* Trecho fornecido
A seguir, abordam-se as principais características do contrato de estágio, sua evolução histórica, bem como as essenciais mudanças decorrentes da revogação da Lei 6.494/77 pela Lei 11.788/08, que dispõe sobre as novas regras na contratação de estagiários a serem seguidas pelos tomadores de serviços.


4.ASPECTOS GERAIS DA LEI DE ESTÁGIO

Agora, adentra-se no mérito do estudo, onde se abordará o histórico da legislação do estágio no ordenamento nacional, sua finalidade, os requisitos para que essa especial relação de emprego se perfaça na forma da lei e, por fim, apresentam-se os principais direitos conquistados pelos estudantes-obreiros e as obrigações a serem seguidas com o advento da Lei 11.788/08.

4.1 Breve histórico da legislação do estágio no ordenamento Nacional

A legislação do estágio de estudantes no Brasil sofreu uma série de evoluções legislativas em sua história. O termo estágio surgiu de forma singela Lei Orgânica do Ensino Industrial [02], que de acordo com o capítulo IX, intitulado DOS ESTÁGIOS E DAS EXCURSÕES, em seu artigo 47 estabeleceu:

Art. 47 Consistirá o estágio em um período de trabalho, realizado por aluno, sob o controle da competente autoridade docente, em estabelecimento industrial.

Parágrafo único. Articular-se-á a direção dos estabelecimentos de ensino com os estabelecimentos industriais cujo trabalho se relacione com os seus cursos, para o fim de assegurar aos alunos a possibilidade de realizar estágios, sejam estes ou não obrigatórios. (BRASIL, 1942)

A Lei Orgânica do Ensino Industrial, mesmo que timidamente determinou como se daria o estágio no âmbito da indústria, além de estabelecer sua finalidade didático-pedagógica, dando oportunidade ao educando de atrelar o conhecimento teórico ao prático.

Um quarto de século depois surgiu a Portaria n.º 1.002, data de 29 de setembro de 1967, baixada pelo então Ministro de Estado dos Negócios do Trabalho e Previdência Social, Jarbas Passarinho.

Naquele ato normativo, institui-se a figura do estágio nas empresas, tanto de nível superior, quanto de escolas técnicas em nível colegial, conforme artigo 1º da Portaria. O contrato pactuado entre a instituição de ensino e o educando, deveria conter as seguintes cláusulas, de acordo com o artigo 2º da portaria em estudo:

Art. 2º - As empresas poderão admitir estagiários em suas dependências, segundo condições acordadas com as Faculdades ou Escolas Técnicas, e fixadas em contratos-padrão de Bolsa de Complementação Educacional, dos quais obrigatoriamente constarão.

* Dados fornecidos
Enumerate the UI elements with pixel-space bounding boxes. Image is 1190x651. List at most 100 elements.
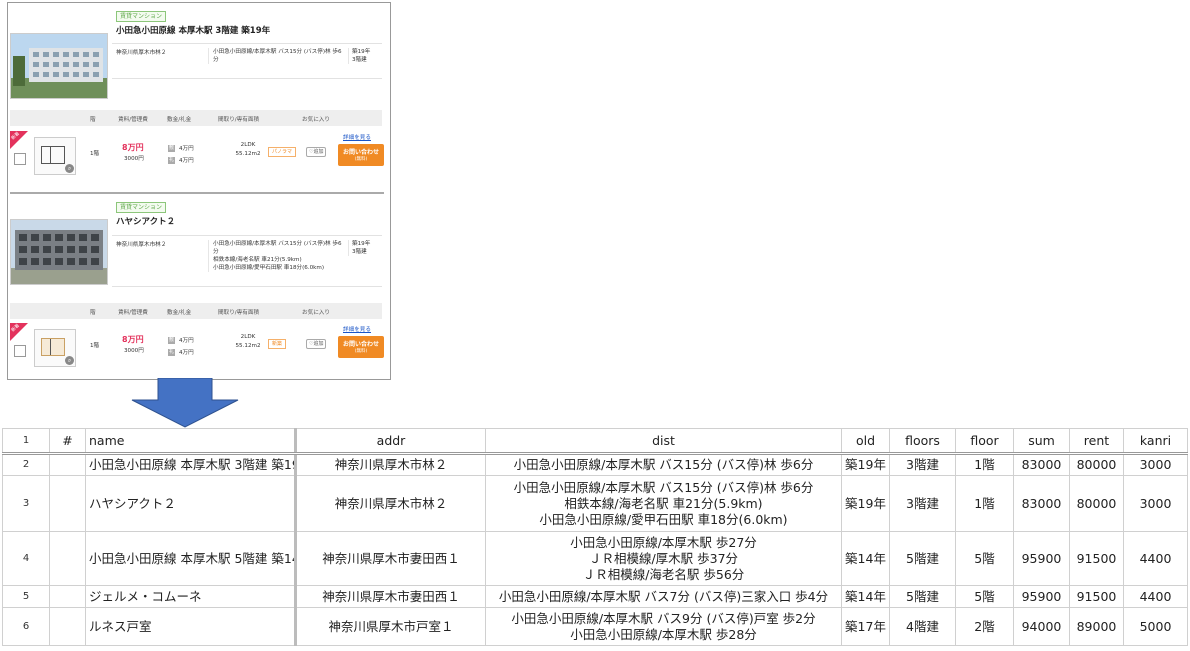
cell-name[interactable]: ジェルメ・コムーネ [85, 585, 297, 608]
address-row: 神奈川県厚木市林２ 小田急小田原線/本厚木駅 バス15分 (バス停)林 歩6分 … [112, 43, 382, 79]
cell-rent[interactable]: 89000 [1069, 607, 1124, 646]
cell-sum[interactable]: 95900 [1013, 585, 1070, 608]
cell-rent[interactable]: 91500 [1069, 585, 1124, 608]
cell-name[interactable]: 小田急小田原線 本厚木駅 5階建 築14年 [85, 531, 297, 586]
cell-kanri[interactable]: 5000 [1123, 607, 1188, 646]
cell-sum[interactable]: 95900 [1013, 531, 1070, 586]
cell-floors[interactable]: 4階建 [889, 607, 956, 646]
cell-floor[interactable]: 1階 [955, 475, 1014, 532]
cell-sum[interactable]: 94000 [1013, 607, 1070, 646]
access-line: 小田急小田原線/愛甲石田駅 車18分(6.0km) [213, 265, 325, 271]
header-cell-sum[interactable]: sum [1013, 428, 1070, 455]
cell-dist[interactable]: 小田急小田原線/本厚木駅 バス7分 (バス停)三家入口 歩4分 [485, 585, 842, 608]
address: 神奈川県厚木市林２ [116, 50, 167, 56]
dist-line: 小田急小田原線/本厚木駅 バス15分 (バス停)林 歩6分 [513, 479, 814, 495]
row-number[interactable]: 6 [2, 607, 50, 646]
cell-kanri[interactable]: 4400 [1123, 585, 1188, 608]
unit-row: 新着 ⌕ 1階 8万円 3000円 敷 4万円 礼 4万円 2LDK 55.12m2… [10, 323, 384, 367]
floor-plan-thumb[interactable]: ⌕ [34, 329, 76, 367]
detail-link[interactable]: 詳細を見る [343, 325, 371, 333]
cell-dist[interactable]: 小田急小田原線/本厚木駅 バス15分 (バス停)林 歩6分 相鉄本線/海老名駅 … [485, 475, 842, 532]
cell-old[interactable]: 築14年 [841, 585, 890, 608]
cell-addr[interactable]: 神奈川県厚木市林２ [295, 453, 486, 476]
cell-sum[interactable]: 83000 [1013, 475, 1070, 532]
cell-name[interactable]: ルネス戸室 [85, 607, 297, 646]
floor-area: 55.12m2 [235, 151, 261, 157]
cell-floors[interactable]: 3階建 [889, 453, 956, 476]
header-cell-addr[interactable]: addr [295, 428, 486, 455]
cell-floors[interactable]: 5階建 [889, 585, 956, 608]
cell-floors[interactable]: 5階建 [889, 531, 956, 586]
cell-addr[interactable]: 神奈川県厚木市妻田西１ [295, 531, 486, 586]
row-number[interactable]: 5 [2, 585, 50, 608]
cell-addr[interactable]: 神奈川県厚木市妻田西１ [295, 585, 486, 608]
add-favorite-button[interactable]: ♡追加 [306, 339, 327, 349]
row-number[interactable]: 3 [2, 475, 50, 532]
cell-rent[interactable]: 80000 [1069, 475, 1124, 532]
cell-kanri[interactable]: 3000 [1123, 475, 1188, 532]
inquiry-sublabel: (無料) [354, 349, 368, 354]
header-cell-floors[interactable]: floors [889, 428, 956, 455]
cell-kanri[interactable]: 4400 [1123, 531, 1188, 586]
header-cell-dist[interactable]: dist [485, 428, 842, 455]
cell-name[interactable]: 小田急小田原線 本厚木駅 3階建 築19年 [85, 453, 297, 476]
cell-sum[interactable]: 83000 [1013, 453, 1070, 476]
cell-old[interactable]: 築17年 [841, 607, 890, 646]
card-separator [10, 192, 384, 194]
floor-plan-thumb[interactable]: ⌕ [34, 137, 76, 175]
header-cell-rent[interactable]: rent [1069, 428, 1124, 455]
col-floor: 階 [90, 310, 96, 316]
cell-hash[interactable] [49, 531, 86, 586]
cell-old[interactable]: 築19年 [841, 453, 890, 476]
header-cell-hash[interactable]: # [49, 428, 86, 455]
select-checkbox[interactable] [14, 345, 26, 357]
row-number[interactable]: 1 [2, 428, 50, 455]
cell-dist[interactable]: 小田急小田原線/本厚木駅 バス15分 (バス停)林 歩6分 [485, 453, 842, 476]
inquiry-button[interactable]: お問い合わせ (無料) [338, 144, 384, 166]
add-favorite-button[interactable]: ♡追加 [306, 147, 327, 157]
cell-dist[interactable]: 小田急小田原線/本厚木駅 バス9分 (バス停)戸室 歩2分 小田急小田原線/本厚… [485, 607, 842, 646]
header-cell-old[interactable]: old [841, 428, 890, 455]
col-layout: 間取り/専有面積 [218, 117, 260, 123]
header-cell-floor[interactable]: floor [955, 428, 1014, 455]
zoom-icon[interactable]: ⌕ [65, 164, 74, 173]
inquiry-button[interactable]: お問い合わせ (無料) [338, 336, 384, 358]
cell-floor[interactable]: 5階 [955, 531, 1014, 586]
cell-hash[interactable] [49, 453, 86, 476]
cell-floors[interactable]: 3階建 [889, 475, 956, 532]
col-favorite: お気に入り [302, 117, 330, 123]
cell-name[interactable]: ハヤシアクト２ [85, 475, 297, 532]
cell-addr[interactable]: 神奈川県厚木市戸室１ [295, 607, 486, 646]
cell-hash[interactable] [49, 585, 86, 608]
cell-floor[interactable]: 2階 [955, 607, 1014, 646]
col-rent: 賃料/管理費 [118, 310, 148, 316]
cell-hash[interactable] [49, 607, 86, 646]
header-cell-kanri[interactable]: kanri [1123, 428, 1188, 455]
listing-title[interactable]: 小田急小田原線 本厚木駅 3階建 築19年 [116, 24, 270, 36]
cell-hash[interactable] [49, 475, 86, 532]
col-deposit: 敷金/礼金 [167, 310, 192, 316]
header-cell-name[interactable]: name [85, 428, 297, 455]
spreadsheet-table: 1 # name addr dist old floors floor sum … [2, 428, 1188, 646]
cell-old[interactable]: 築14年 [841, 531, 890, 586]
cell-dist[interactable]: 小田急小田原線/本厚木駅 歩27分 ＪＲ相模線/厚木駅 歩37分 ＪＲ相模線/海… [485, 531, 842, 586]
management-fee: 3000円 [124, 156, 144, 162]
cell-old[interactable]: 築19年 [841, 475, 890, 532]
cell-floor[interactable]: 1階 [955, 453, 1014, 476]
row-number[interactable]: 2 [2, 453, 50, 476]
listing-title[interactable]: ハヤシアクト２ [116, 215, 175, 227]
table-row: 3 ハヤシアクト２ 神奈川県厚木市林２ 小田急小田原線/本厚木駅 バス15分 (… [2, 475, 1188, 532]
cell-kanri[interactable]: 3000 [1123, 453, 1188, 476]
property-type-badge: 賃貸マンション [116, 11, 167, 22]
select-checkbox[interactable] [14, 153, 26, 165]
cell-floor[interactable]: 5階 [955, 585, 1014, 608]
cell-rent[interactable]: 91500 [1069, 531, 1124, 586]
building-photo[interactable] [10, 219, 108, 285]
new-build-tag: 新築 [268, 339, 287, 349]
detail-link[interactable]: 詳細を見る [343, 133, 371, 141]
cell-rent[interactable]: 80000 [1069, 453, 1124, 476]
building-photo[interactable] [10, 33, 108, 99]
row-number[interactable]: 4 [2, 531, 50, 586]
cell-addr[interactable]: 神奈川県厚木市林２ [295, 475, 486, 532]
zoom-icon[interactable]: ⌕ [65, 356, 74, 365]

* Instrução A
Reproduza o texto sobre a lei de estágio, começando em "A legislação do estágio de" e terminando em "em estabelecimento industrial.".
* Instrução B
Nas entradas, reescreva as linhas que começam na que contém "cell-name[interactable]: ジェルメ・コムーネ [85, 585, 297, 608]" e terminam na que contém "cell-dist[interactable]: 小田急小田原線/本厚木駅 バス15分 (バス停)林 歩6分 相鉄本線/海老名駅", trocando "cell-kanri" por "cell-fee" e mantendo todo o resto igual. Apresente somente essas linhas.

* Resposta escrita A
A legislação do estágio de estudantes no Brasil sofreu uma série de evoluções legislativas em sua história. O termo estágio surgiu de forma singela Lei Orgânica do Ensino Industrial [02], que de acordo com o capítulo IX, intitulado DOS ESTÁGIOS E DAS EXCURSÕES, em seu artigo 47 estabeleceu:

Art. 47 Consistirá o estágio em um período de trabalho, realizado por aluno, sob o controle da competente autoridade docente, em estabelecimento industrial.

* Resposta escrita B
cell-name[interactable]: ジェルメ・コムーネ [85, 585, 297, 608]
address-row: 神奈川県厚木市林２ 小田急小田原線/本厚木駅 バス15分 (バス停)林 歩6分 … [112, 43, 382, 79]
cell-rent[interactable]: 89000 [1069, 607, 1124, 646]
cell-sum[interactable]: 95900 [1013, 585, 1070, 608]
cell-rent[interactable]: 91500 [1069, 585, 1124, 608]
cell-name[interactable]: 小田急小田原線 本厚木駅 5階建 築14年 [85, 531, 297, 586]
cell-fee[interactable]: 5000 [1123, 607, 1188, 646]
cell-sum[interactable]: 95900 [1013, 531, 1070, 586]
cell-floors[interactable]: 4階建 [889, 607, 956, 646]
cell-floor[interactable]: 1階 [955, 475, 1014, 532]
cell-sum[interactable]: 94000 [1013, 607, 1070, 646]
access-line: 小田急小田原線/愛甲石田駅 車18分(6.0km) [213, 265, 325, 271]
header-cell-sum[interactable]: sum [1013, 428, 1070, 455]
cell-dist[interactable]: 小田急小田原線/本厚木駅 バス7分 (バス停)三家入口 歩4分 [485, 585, 842, 608]
address: 神奈川県厚木市林２ [116, 50, 167, 56]
dist-line: 小田急小田原線/本厚木駅 バス15分 (バス停)林 歩6分 [513, 479, 814, 495]
row-number[interactable]: 6 [2, 607, 50, 646]
cell-fee[interactable]: 4400 [1123, 585, 1188, 608]
unit-row: 新着 ⌕ 1階 8万円 3000円 敷 4万円 礼 4万円 2LDK 55.12m2… [10, 323, 384, 367]
floor-plan-thumb[interactable]: ⌕ [34, 329, 76, 367]
detail-link[interactable]: 詳細を見る [343, 325, 371, 333]
cell-dist[interactable]: 小田急小田原線/本厚木駅 バス15分 (バス停)林 歩6分 相鉄本線/海老名駅 … [485, 475, 842, 532]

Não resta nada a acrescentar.